- _Work to do_:
Repeat each record exactly as written, and drop any images.

* start Items *

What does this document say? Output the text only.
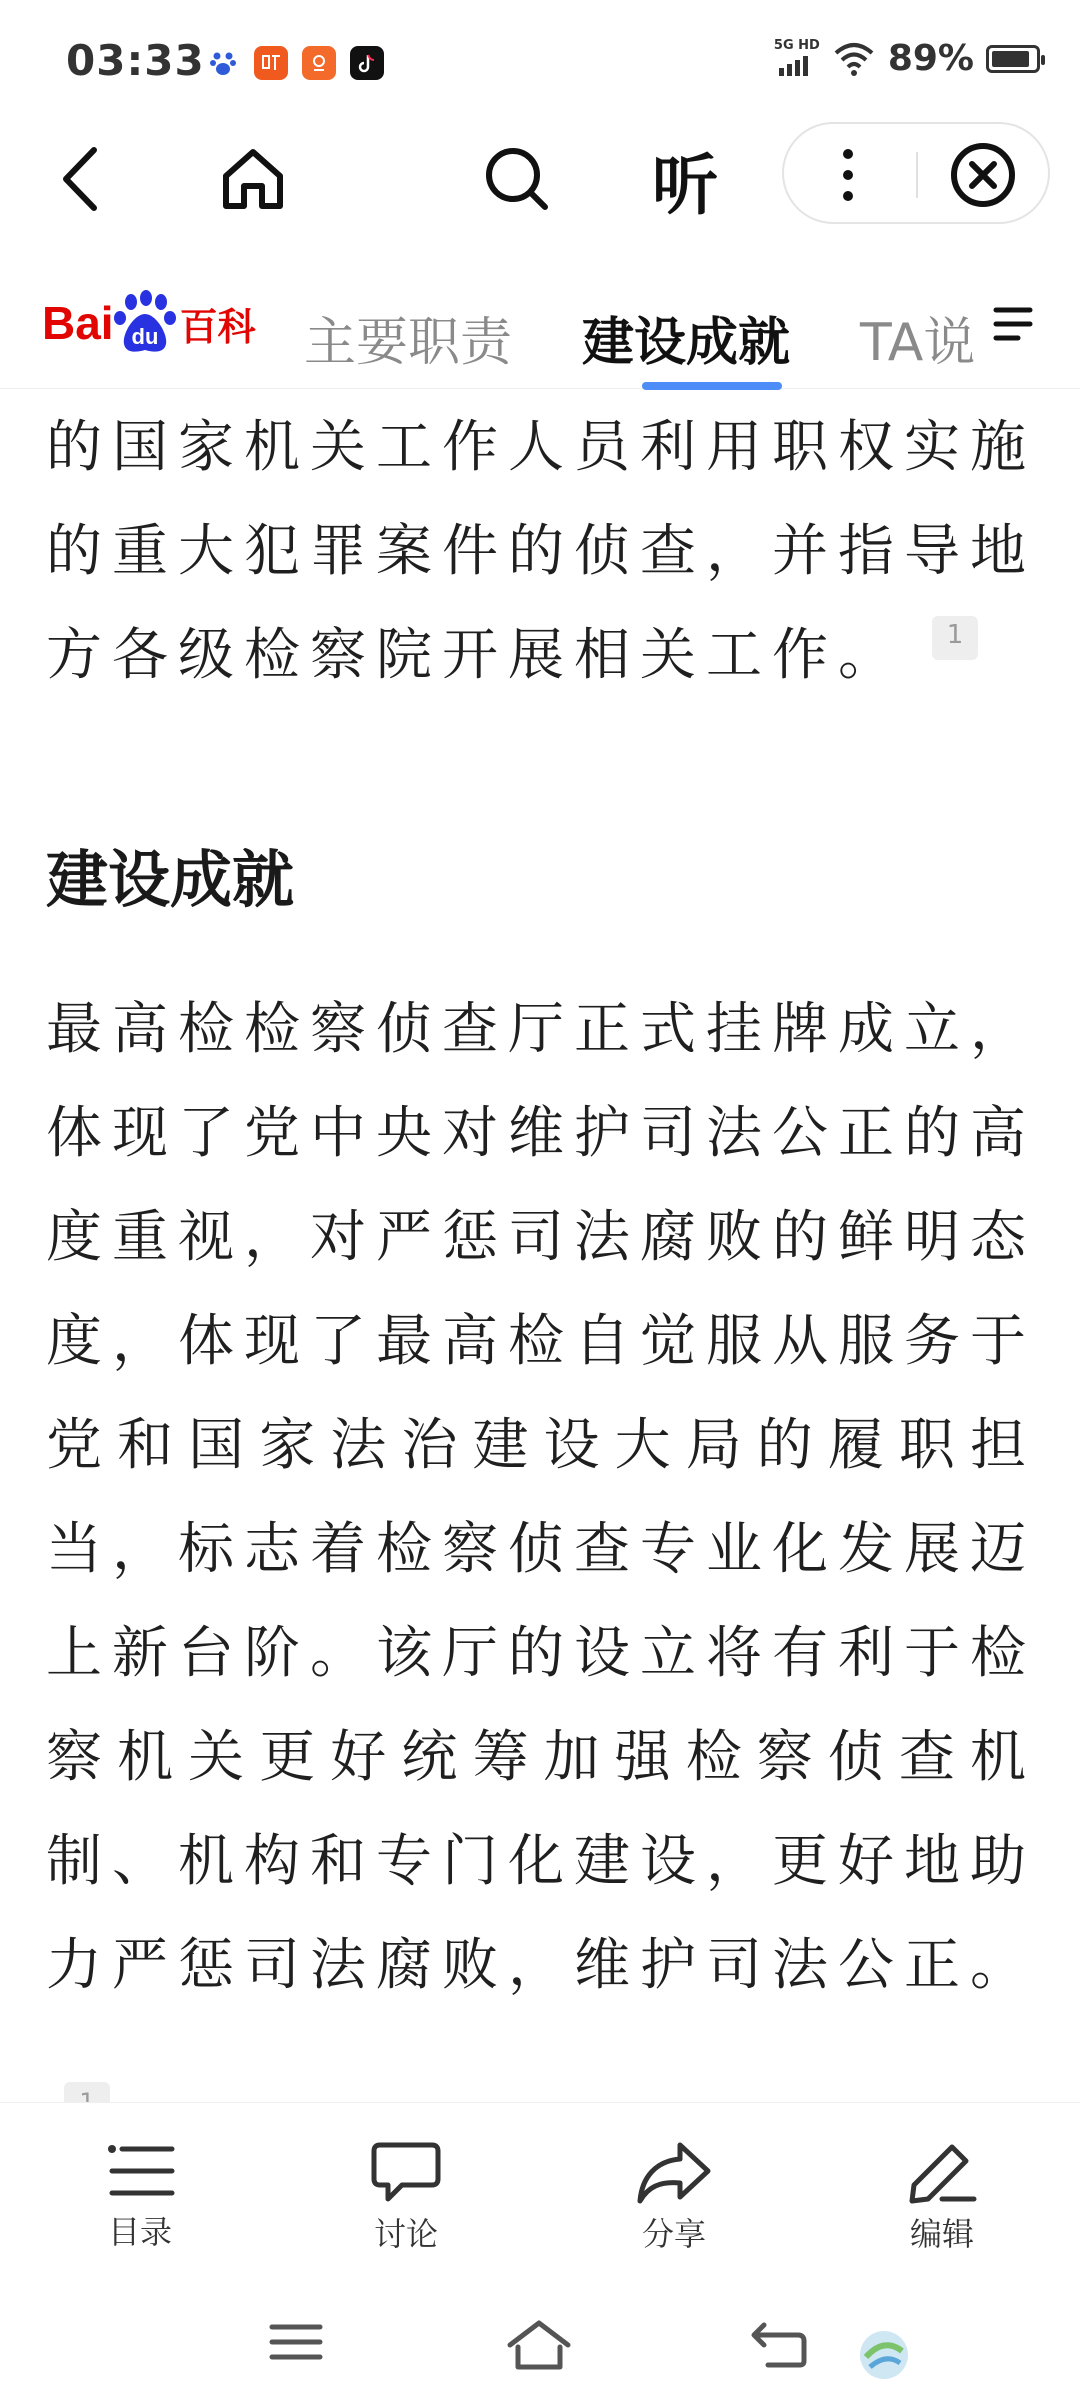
03:33	5G HD 89%
听
Bai du 百科 主要职责 建设成就 TA说

的国家机关工作人员利用职权实施的重大犯罪案件的侦查，并指导地方各级检察院开展相关工作。 1

建设成就

最高检检察侦查厅正式挂牌成立，体现了党中央对维护司法公正的高度重视，对严惩司法腐败的鲜明态度，体现了最高检自觉服从服务于党和国家法治建设大局的履职担当，标志着检察侦查专业化发展迈上新台阶。该厅的设立将有利于检察机关更好统筹加强检察侦查机制、机构和专门化建设，更好地助力严惩司法腐败，维护司法公正。

目录	讨论	分享	编辑
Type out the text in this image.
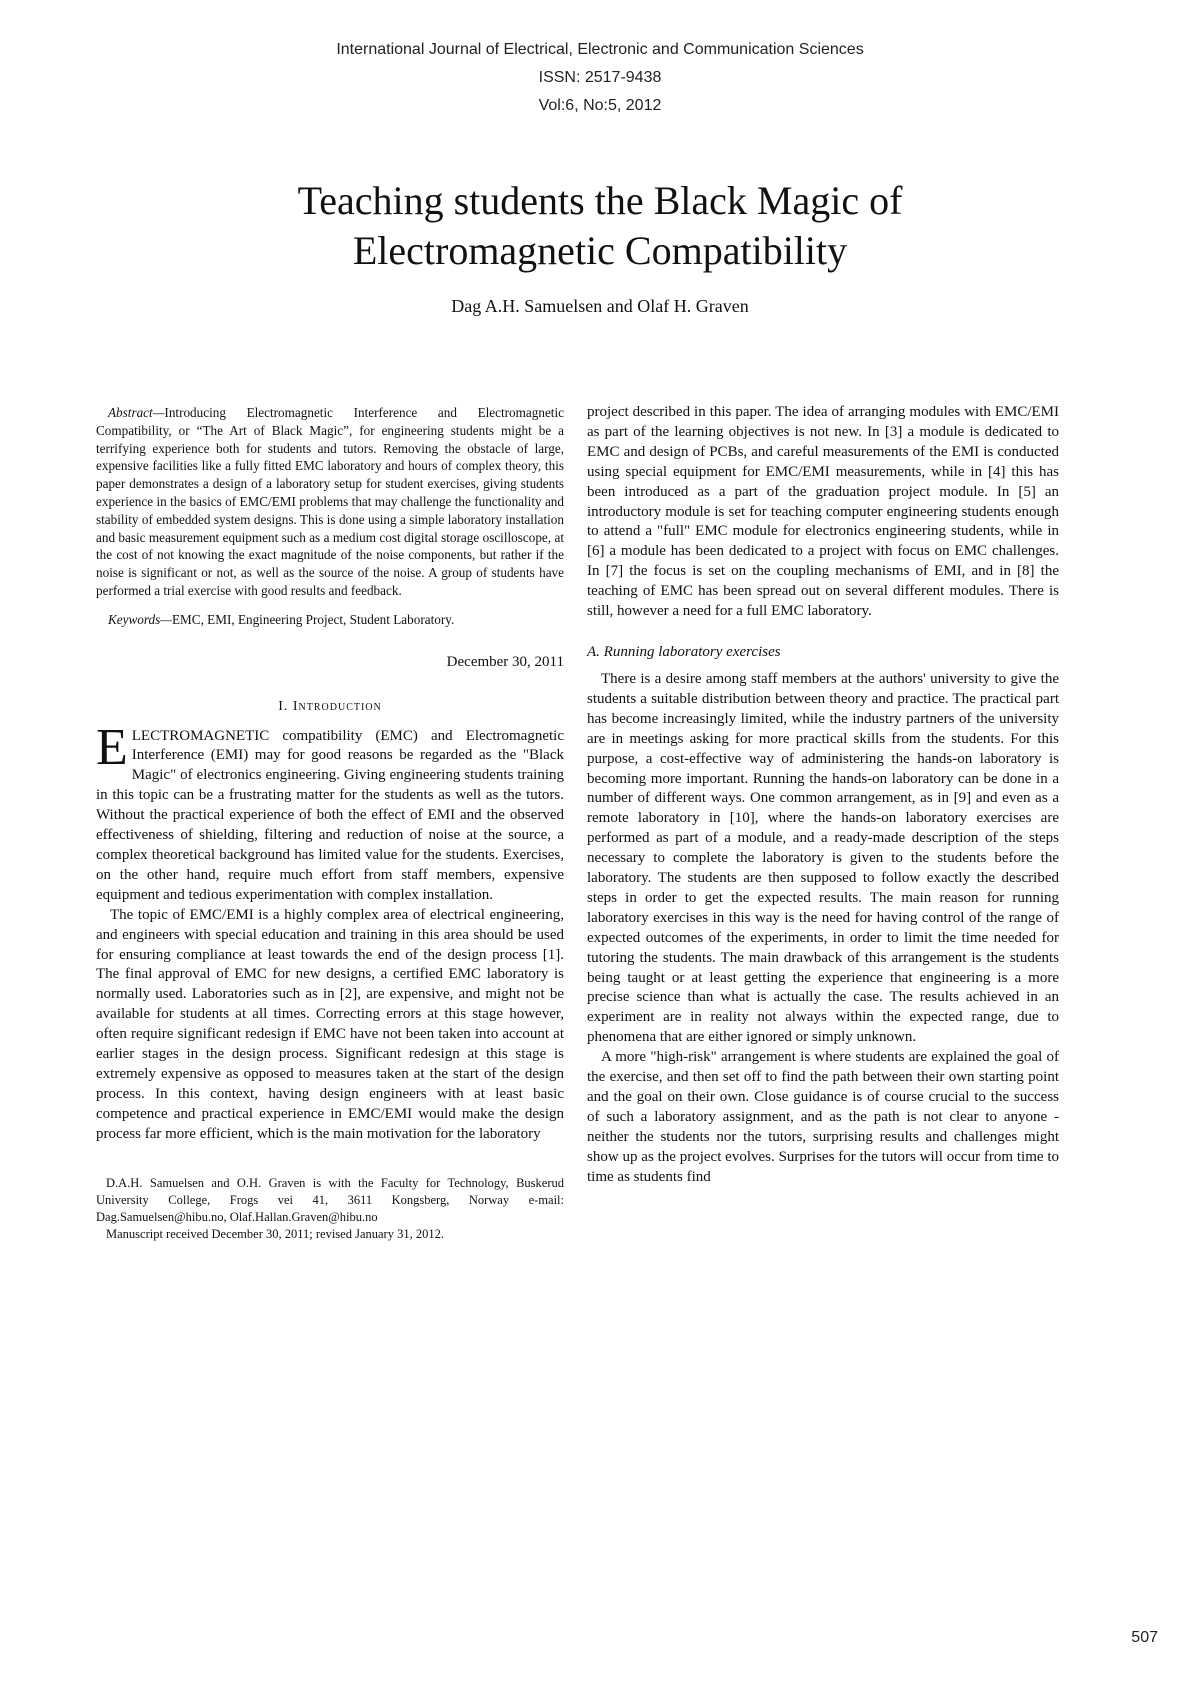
International Journal of Electrical, Electronic and Communication Sciences
ISSN: 2517-9438
Vol:6, No:5, 2012
Teaching students the Black Magic of
Electromagnetic Compatibility
Dag A.H. Samuelsen and Olaf H. Graven

Abstract—Introducing Electromagnetic Interference and Electromagnetic Compatibility, or “The Art of Black Magic”, for engineering students might be a terrifying experience both for students and tutors. Removing the obstacle of large, expensive facilities like a fully fitted EMC laboratory and hours of complex theory, this paper demonstrates a design of a laboratory setup for student exercises, giving students experience in the basics of EMC/EMI problems that may challenge the functionality and stability of embedded system designs. This is done using a simple laboratory installation and basic measurement equipment such as a medium cost digital storage oscilloscope, at the cost of not knowing the exact magnitude of the noise components, but rather if the noise is significant or not, as well as the source of the noise. A group of students have performed a trial exercise with good results and feedback.

Keywords—EMC, EMI, Engineering Project, Student Laboratory.

December 30, 2011

I. Introduction

ELECTROMAGNETIC compatibility (EMC) and Electromagnetic Interference (EMI) may for good reasons be regarded as the "Black Magic" of electronics engineering. Giving engineering students training in this topic can be a frustrating matter for the students as well as the tutors. Without the practical experience of both the effect of EMI and the observed effectiveness of shielding, filtering and reduction of noise at the source, a complex theoretical background has limited value for the students. Exercises, on the other hand, require much effort from staff members, expensive equipment and tedious experimentation with complex installation.

The topic of EMC/EMI is a highly complex area of electrical engineering, and engineers with special education and training in this area should be used for ensuring compliance at least towards the end of the design process [1]. The final approval of EMC for new designs, a certified EMC laboratory is normally used. Laboratories such as in [2], are expensive, and might not be available for students at all times. Correcting errors at this stage however, often require significant redesign if EMC have not been taken into account at earlier stages in the design process. Significant redesign at this stage is extremely expensive as opposed to measures taken at the start of the design process. In this context, having design engineers with at least basic competence and practical experience in EMC/EMI would make the design process far more efficient, which is the main motivation for the laboratory

D.A.H. Samuelsen and O.H. Graven is with the Faculty for Technology, Buskerud University College, Frogs vei 41, 3611 Kongsberg, Norway e-mail: Dag.Samuelsen@hibu.no, Olaf.Hallan.Graven@hibu.no

Manuscript received December 30, 2011; revised January 31, 2012.

project described in this paper. The idea of arranging modules with EMC/EMI as part of the learning objectives is not new. In [3] a module is dedicated to EMC and design of PCBs, and careful measurements of the EMI is conducted using special equipment for EMC/EMI measurements, while in [4] this has been introduced as a part of the graduation project module. In [5] an introductory module is set for teaching computer engineering students enough to attend a "full" EMC module for electronics engineering students, while in [6] a module has been dedicated to a project with focus on EMC challenges. In [7] the focus is set on the coupling mechanisms of EMI, and in [8] the teaching of EMC has been spread out on several different modules. There is still, however a need for a full EMC laboratory.

A. Running laboratory exercises

There is a desire among staff members at the authors' university to give the students a suitable distribution between theory and practice. The practical part has become increasingly limited, while the industry partners of the university are in meetings asking for more practical skills from the students. For this purpose, a cost-effective way of administering the hands-on laboratory is becoming more important. Running the hands-on laboratory can be done in a number of different ways. One common arrangement, as in [9] and even as a remote laboratory in [10], where the hands-on laboratory exercises are performed as part of a module, and a ready-made description of the steps necessary to complete the laboratory is given to the students before the laboratory. The students are then supposed to follow exactly the described steps in order to get the expected results. The main reason for running laboratory exercises in this way is the need for having control of the range of expected outcomes of the experiments, in order to limit the time needed for tutoring the students. The main drawback of this arrangement is the students being taught or at least getting the experience that engineering is a more precise science than what is actually the case. The results achieved in an experiment are in reality not always within the expected range, due to phenomena that are either ignored or simply unknown.

A more "high-risk" arrangement is where students are explained the goal of the exercise, and then set off to find the path between their own starting point and the goal on their own. Close guidance is of course crucial to the success of such a laboratory assignment, and as the path is not clear to anyone - neither the students nor the tutors, surprising results and challenges might show up as the project evolves. Surprises for the tutors will occur from time to time as students find

507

* end Items *

- _Expected answer_:
What does this document say? Output the text only.
03:33	5G HD 89%
听
Bai du 百科 主要职责 建设成就 TA说

的国家机关工作人员利用职权实施的重大犯罪案件的侦查，并指导地方各级检察院开展相关工作。 1

建设成就

最高检检察侦查厅正式挂牌成立，体现了党中央对维护司法公正的高度重视，对严惩司法腐败的鲜明态度，体现了最高检自觉服从服务于党和国家法治建设大局的履职担当，标志着检察侦查专业化发展迈上新台阶。该厅的设立将有利于检察机关更好统筹加强检察侦查机制、机构和专门化建设，更好地助力严惩司法腐败，维护司法公正。

目录	讨论	分享	编辑
Type out the text in this image.
International Journal of Electrical, Electronic and Communication Sciences
ISSN: 2517-9438
Vol:6, No:5, 2012
Teaching students the Black Magic of
Electromagnetic Compatibility
Dag A.H. Samuelsen and Olaf H. Graven

Abstract—Introducing Electromagnetic Interference and Electromagnetic Compatibility, or “The Art of Black Magic”, for engineering students might be a terrifying experience both for students and tutors. Removing the obstacle of large, expensive facilities like a fully fitted EMC laboratory and hours of complex theory, this paper demonstrates a design of a laboratory setup for student exercises, giving students experience in the basics of EMC/EMI problems that may challenge the functionality and stability of embedded system designs. This is done using a simple laboratory installation and basic measurement equipment such as a medium cost digital storage oscilloscope, at the cost of not knowing the exact magnitude of the noise components, but rather if the noise is significant or not, as well as the source of the noise. A group of students have performed a trial exercise with good results and feedback.

Keywords—EMC, EMI, Engineering Project, Student Laboratory.

December 30, 2011

I. Introduction

ELECTROMAGNETIC compatibility (EMC) and Electromagnetic Interference (EMI) may for good reasons be regarded as the "Black Magic" of electronics engineering. Giving engineering students training in this topic can be a frustrating matter for the students as well as the tutors. Without the practical experience of both the effect of EMI and the observed effectiveness of shielding, filtering and reduction of noise at the source, a complex theoretical background has limited value for the students. Exercises, on the other hand, require much effort from staff members, expensive equipment and tedious experimentation with complex installation.

The topic of EMC/EMI is a highly complex area of electrical engineering, and engineers with special education and training in this area should be used for ensuring compliance at least towards the end of the design process [1]. The final approval of EMC for new designs, a certified EMC laboratory is normally used. Laboratories such as in [2], are expensive, and might not be available for students at all times. Correcting errors at this stage however, often require significant redesign if EMC have not been taken into account at earlier stages in the design process. Significant redesign at this stage is extremely expensive as opposed to measures taken at the start of the design process. In this context, having design engineers with at least basic competence and practical experience in EMC/EMI would make the design process far more efficient, which is the main motivation for the laboratory

D.A.H. Samuelsen and O.H. Graven is with the Faculty for Technology, Buskerud University College, Frogs vei 41, 3611 Kongsberg, Norway e-mail: Dag.Samuelsen@hibu.no, Olaf.Hallan.Graven@hibu.no

Manuscript received December 30, 2011; revised January 31, 2012.

project described in this paper. The idea of arranging modules with EMC/EMI as part of the learning objectives is not new. In [3] a module is dedicated to EMC and design of PCBs, and careful measurements of the EMI is conducted using special equipment for EMC/EMI measurements, while in [4] this has been introduced as a part of the graduation project module. In [5] an introductory module is set for teaching computer engineering students enough to attend a "full" EMC module for electronics engineering students, while in [6] a module has been dedicated to a project with focus on EMC challenges. In [7] the focus is set on the coupling mechanisms of EMI, and in [8] the teaching of EMC has been spread out on several different modules. There is still, however a need for a full EMC laboratory.

A. Running laboratory exercises

There is a desire among staff members at the authors' university to give the students a suitable distribution between theory and practice. The practical part has become increasingly limited, while the industry partners of the university are in meetings asking for more practical skills from the students. For this purpose, a cost-effective way of administering the hands-on laboratory is becoming more important. Running the hands-on laboratory can be done in a number of different ways. One common arrangement, as in [9] and even as a remote laboratory in [10], where the hands-on laboratory exercises are performed as part of a module, and a ready-made description of the steps necessary to complete the laboratory is given to the students before the laboratory. The students are then supposed to follow exactly the described steps in order to get the expected results. The main reason for running laboratory exercises in this way is the need for having control of the range of expected outcomes of the experiments, in order to limit the time needed for tutoring the students. The main drawback of this arrangement is the students being taught or at least getting the experience that engineering is a more precise science than what is actually the case. The results achieved in an experiment are in reality not always within the expected range, due to phenomena that are either ignored or simply unknown.

A more "high-risk" arrangement is where students are explained the goal of the exercise, and then set off to find the path between their own starting point and the goal on their own. Close guidance is of course crucial to the success of such a laboratory assignment, and as the path is not clear to anyone - neither the students nor the tutors, surprising results and challenges might show up as the project evolves. Surprises for the tutors will occur from time to time as students find

507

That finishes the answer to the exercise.